What number of lines hold the word "label"? State that number and nothing besides.

-=-=-=-=-

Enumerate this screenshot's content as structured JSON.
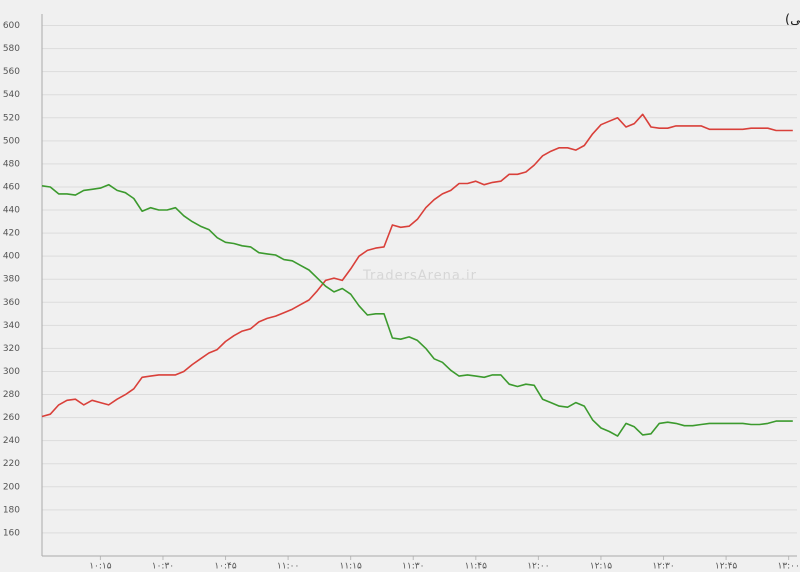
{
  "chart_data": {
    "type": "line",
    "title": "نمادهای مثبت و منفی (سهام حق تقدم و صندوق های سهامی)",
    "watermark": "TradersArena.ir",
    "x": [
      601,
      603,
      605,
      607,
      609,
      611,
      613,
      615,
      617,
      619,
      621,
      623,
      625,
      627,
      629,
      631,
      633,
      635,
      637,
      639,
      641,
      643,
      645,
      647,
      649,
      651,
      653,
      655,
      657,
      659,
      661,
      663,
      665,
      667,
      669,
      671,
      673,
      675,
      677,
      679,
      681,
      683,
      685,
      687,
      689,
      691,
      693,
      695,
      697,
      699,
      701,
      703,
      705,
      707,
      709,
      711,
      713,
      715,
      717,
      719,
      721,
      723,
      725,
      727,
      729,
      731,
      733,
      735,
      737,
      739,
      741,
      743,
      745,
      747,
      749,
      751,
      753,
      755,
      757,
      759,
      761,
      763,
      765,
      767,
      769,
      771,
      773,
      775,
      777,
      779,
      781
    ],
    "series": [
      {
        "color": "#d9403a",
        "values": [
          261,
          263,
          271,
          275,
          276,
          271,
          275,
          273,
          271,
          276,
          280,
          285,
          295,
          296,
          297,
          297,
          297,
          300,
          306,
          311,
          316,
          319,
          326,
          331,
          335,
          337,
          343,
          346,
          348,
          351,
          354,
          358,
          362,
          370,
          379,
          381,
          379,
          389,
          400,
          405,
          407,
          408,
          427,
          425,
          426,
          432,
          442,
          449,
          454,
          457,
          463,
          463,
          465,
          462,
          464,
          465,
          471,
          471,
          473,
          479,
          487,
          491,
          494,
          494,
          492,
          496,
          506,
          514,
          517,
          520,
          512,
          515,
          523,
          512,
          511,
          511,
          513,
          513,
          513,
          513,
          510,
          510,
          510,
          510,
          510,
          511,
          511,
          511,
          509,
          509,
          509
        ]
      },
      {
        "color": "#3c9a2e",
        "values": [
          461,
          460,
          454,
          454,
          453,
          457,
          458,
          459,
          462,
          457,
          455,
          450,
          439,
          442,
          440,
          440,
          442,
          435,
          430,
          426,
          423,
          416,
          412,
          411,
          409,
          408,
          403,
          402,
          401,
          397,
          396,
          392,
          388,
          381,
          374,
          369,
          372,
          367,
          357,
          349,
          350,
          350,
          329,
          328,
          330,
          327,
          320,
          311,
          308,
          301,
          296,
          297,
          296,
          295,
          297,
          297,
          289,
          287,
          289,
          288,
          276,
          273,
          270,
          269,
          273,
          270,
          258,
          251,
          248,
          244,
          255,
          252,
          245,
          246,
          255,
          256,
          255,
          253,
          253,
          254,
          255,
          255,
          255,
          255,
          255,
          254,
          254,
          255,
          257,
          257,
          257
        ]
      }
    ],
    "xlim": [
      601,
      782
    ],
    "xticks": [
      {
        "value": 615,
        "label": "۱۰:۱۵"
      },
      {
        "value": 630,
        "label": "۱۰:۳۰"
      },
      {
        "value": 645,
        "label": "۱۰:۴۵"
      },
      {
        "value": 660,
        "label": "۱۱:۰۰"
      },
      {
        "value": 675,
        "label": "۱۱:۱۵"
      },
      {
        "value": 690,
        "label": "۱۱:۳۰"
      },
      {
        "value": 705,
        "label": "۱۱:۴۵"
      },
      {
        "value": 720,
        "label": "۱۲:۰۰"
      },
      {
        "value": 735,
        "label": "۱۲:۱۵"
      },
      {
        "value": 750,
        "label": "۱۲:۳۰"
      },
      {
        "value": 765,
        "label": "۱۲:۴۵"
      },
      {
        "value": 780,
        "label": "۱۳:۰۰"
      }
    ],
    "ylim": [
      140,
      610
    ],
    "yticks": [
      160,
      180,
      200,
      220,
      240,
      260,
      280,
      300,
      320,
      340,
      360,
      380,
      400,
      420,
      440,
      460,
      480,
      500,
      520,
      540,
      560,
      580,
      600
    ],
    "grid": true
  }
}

-=-=-=-=-

_Reply to the exercise:_ 12